*The tasks*:
(1) In the alloca post, which function does alloca() call under MSVC?
(2) Reproduce the alloca post word for word, starting at "alloca() calls a" and ending at "via new T[N].".
(3) Write the next part of the alloca post, picking up right after its final line.

*Source excerpt*:

Google Groups no longer supports new Usenet posts or subscriptions. Historical content remains viewable.
Dismiss

alloca-alternative

161 views
Skip to first unread message

Bonita Montero

unread,
Nov 6, 2019, 5:44:09 AM11/6/19
to
I just found that alloca() with MSVC isn't that fast that it could be.
alloca() calls a function called __chkstk which touches the pages down
the stack to tigger Windows' overcommitting of stacks, That's while
Windows is only able to allocate new pages to a stack when the pages
are touched down the stack, i.e. you'll get a exception if you skip
a page.
So I came to the conclusion to write a little class that has a static
internal buffer with two template-parameters: first the type of the
internal static array and second the size of the array. The construc-
tor takes a parameter which will be the final size of the container;
if it is larger than the second template-parameter, an external array
will be allocated via new T[N].
The allocation will have more overhead than an alloca(), but my idea
is that if there are a larger number of entries the processing time
on the entires will outweigh the allocation.
I'm asking myself if there's a class in boost or another well-known
classlib that implements the same pattern.

So here's the code:

#pragma once
#include <cstddef>
#include <utility>
#include <stdexcept>
#include <algorithm>

template<typename T, std::size_t N>
struct overflow_array
{
overflow_array( std::size_t n );
~overflow_array();
T &operator []( std::size_t i );
T &front();
T &back();
T *data();
T *begin();
T *end();
T const *cbegin() const;
T const *cend() const;
void resize( std::size_t n );

private:
T m_array[N];
T *m_external;
T *m_begin,
*m_end;
};

template<typename T, std::size_t N>
inline
overflow_array<T, N>::overflow_array( std::size_t n )
{
if( N <= n )

Spatial layout entries
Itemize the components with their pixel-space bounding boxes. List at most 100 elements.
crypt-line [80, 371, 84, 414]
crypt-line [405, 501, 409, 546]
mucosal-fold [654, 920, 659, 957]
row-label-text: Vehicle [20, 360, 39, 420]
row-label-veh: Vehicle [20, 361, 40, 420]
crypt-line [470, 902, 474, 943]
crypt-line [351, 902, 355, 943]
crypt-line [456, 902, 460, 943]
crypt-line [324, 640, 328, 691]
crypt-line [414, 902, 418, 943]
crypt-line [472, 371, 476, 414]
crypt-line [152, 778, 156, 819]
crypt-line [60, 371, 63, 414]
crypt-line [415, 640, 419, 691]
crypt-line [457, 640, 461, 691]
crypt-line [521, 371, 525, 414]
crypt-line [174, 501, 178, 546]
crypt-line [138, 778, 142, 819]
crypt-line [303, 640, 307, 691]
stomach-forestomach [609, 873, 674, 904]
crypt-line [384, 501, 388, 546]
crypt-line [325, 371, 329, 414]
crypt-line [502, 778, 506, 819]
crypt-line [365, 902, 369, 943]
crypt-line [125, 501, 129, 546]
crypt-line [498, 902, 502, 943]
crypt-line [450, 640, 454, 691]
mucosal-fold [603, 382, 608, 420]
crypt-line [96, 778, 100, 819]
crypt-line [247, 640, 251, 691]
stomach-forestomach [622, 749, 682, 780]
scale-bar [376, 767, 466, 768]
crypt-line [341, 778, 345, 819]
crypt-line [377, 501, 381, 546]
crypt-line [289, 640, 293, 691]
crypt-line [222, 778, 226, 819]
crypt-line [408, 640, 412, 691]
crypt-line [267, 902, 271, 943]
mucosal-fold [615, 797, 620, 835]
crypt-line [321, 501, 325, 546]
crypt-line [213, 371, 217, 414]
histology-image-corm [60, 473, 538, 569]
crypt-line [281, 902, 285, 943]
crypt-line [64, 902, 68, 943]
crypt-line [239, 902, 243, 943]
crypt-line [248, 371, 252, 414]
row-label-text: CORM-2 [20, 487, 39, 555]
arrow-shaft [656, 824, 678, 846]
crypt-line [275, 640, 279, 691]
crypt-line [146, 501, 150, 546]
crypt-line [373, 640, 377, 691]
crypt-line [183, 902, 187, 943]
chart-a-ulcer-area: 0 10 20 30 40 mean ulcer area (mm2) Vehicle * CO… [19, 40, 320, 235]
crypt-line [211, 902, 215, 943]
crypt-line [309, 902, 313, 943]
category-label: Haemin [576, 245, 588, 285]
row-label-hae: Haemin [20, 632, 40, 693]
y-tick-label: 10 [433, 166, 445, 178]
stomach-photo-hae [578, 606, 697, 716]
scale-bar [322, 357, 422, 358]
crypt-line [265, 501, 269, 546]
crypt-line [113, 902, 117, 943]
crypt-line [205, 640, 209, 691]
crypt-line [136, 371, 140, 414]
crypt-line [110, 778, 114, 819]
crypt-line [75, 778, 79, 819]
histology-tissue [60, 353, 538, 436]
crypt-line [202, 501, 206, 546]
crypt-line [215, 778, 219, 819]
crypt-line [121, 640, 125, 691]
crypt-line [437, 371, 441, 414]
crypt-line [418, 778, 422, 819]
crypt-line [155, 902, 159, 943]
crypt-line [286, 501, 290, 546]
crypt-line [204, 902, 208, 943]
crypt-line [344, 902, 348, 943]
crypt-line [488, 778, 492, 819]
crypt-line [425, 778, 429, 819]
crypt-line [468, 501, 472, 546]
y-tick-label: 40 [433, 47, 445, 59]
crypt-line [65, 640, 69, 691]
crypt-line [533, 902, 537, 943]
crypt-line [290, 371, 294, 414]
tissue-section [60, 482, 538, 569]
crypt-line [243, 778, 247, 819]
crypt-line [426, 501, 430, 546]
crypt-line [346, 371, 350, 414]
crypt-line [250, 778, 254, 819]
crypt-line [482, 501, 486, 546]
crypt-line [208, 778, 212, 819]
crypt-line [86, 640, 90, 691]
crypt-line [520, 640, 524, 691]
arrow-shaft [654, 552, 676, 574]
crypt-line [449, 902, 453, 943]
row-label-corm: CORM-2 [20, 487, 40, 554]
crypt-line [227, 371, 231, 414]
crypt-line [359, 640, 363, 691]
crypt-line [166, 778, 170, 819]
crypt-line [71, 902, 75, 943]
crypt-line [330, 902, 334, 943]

*Task responses*:
(1) __chkstk

(2)
alloca() calls a function called __chkstk which touches the pages down
the stack to tigger Windows' overcommitting of stacks, That's while
Windows is only able to allocate new pages to a stack when the pages
are touched down the stack, i.e. you'll get a exception if you skip
a page.
So I came to the conclusion to write a little class that has a static
internal buffer with two template-parameters: first the type of the
internal static array and second the size of the array. The construc-
tor takes a parameter which will be the final size of the container;
if it is larger than the second template-parameter, an external array
will be allocated via new T[N].

(3)
{
m_external = nullptr;
m_begin = m_array;
return;
}
m_external = new T[n];
m_begin = m_external;
m_end = m_external + n;
}

template<typename T, std::size_t N>
inline
overflow_array<T, N>::~overflow_array()
{
if( m_external )
delete []m_external;
}

template<typename T, std::size_t N>
inline
T &overflow_array<T, N>::operator []( std::size_t i )
{
return m_begin[i];
}

template<typename T, std::size_t N>
inline
T &overflow_array<T, N>::front()
{
return *m_begin;
}

template<typename T, std::size_t N>
inline
T &overflow_array<T, N>::back()
{
return m_end[-1];
}

template<typename T, std::size_t N>
inline
T *overflow_array<T, N>::data()
{
return m_begin;
}

template<typename T, std::size_t N>
inline
T *overflow_array<T, N>::begin()
{
return m_begin;
}

template<typename T, std::size_t N>
inline
T *overflow_array<T, N>::end()
{
return m_end;
}

template<typename T, std::size_t N>
inline
T const *overflow_array<T, N>::cbegin() const
{
return m_begin;
}

template<typename T, std::size_t N>
inline
T const *overflow_array<T, N>::cend() const
{
return m_end;
}

template<typename T, std::size_t N>
inline
void overflow_array<T, N>::resize( std::size_t n )
{
if( n <= N )
return;
T *newExternal = new T[n];
copy( m_begin, m_end, newExternal );
delete []m_external;
m_external = newExternal;
m_begin = newExternal;
m_end = newExternal + n;
}

Bonita Montero

unread,
Nov 6, 2019, 5:46:26 AM11/6/19
to
> template<typename T, std::size_t N>
> inline
> overflow_array<T, N>::overflow_array( std::size_t n )
> {
>     if( N <= n )
>     {
>         m_external = nullptr;
>         m_begin = m_array;
m_end = m_array + n;

Paavo Helde

unread,
Nov 6, 2019, 6:18:36 AM11/6/19
to
On 6.11.2019 12:43, Bonita Montero wrote:
> I just found that alloca() with MSVC isn't that fast that it could be.
> alloca() calls a function called __chkstk which touches the pages down
> the stack to tigger Windows' overcommitting of stacks, That's while
> Windows is only able to allocate new pages to a stack when the pages
> are touched down the stack, i.e. you'll get a exception if you skip
> a page.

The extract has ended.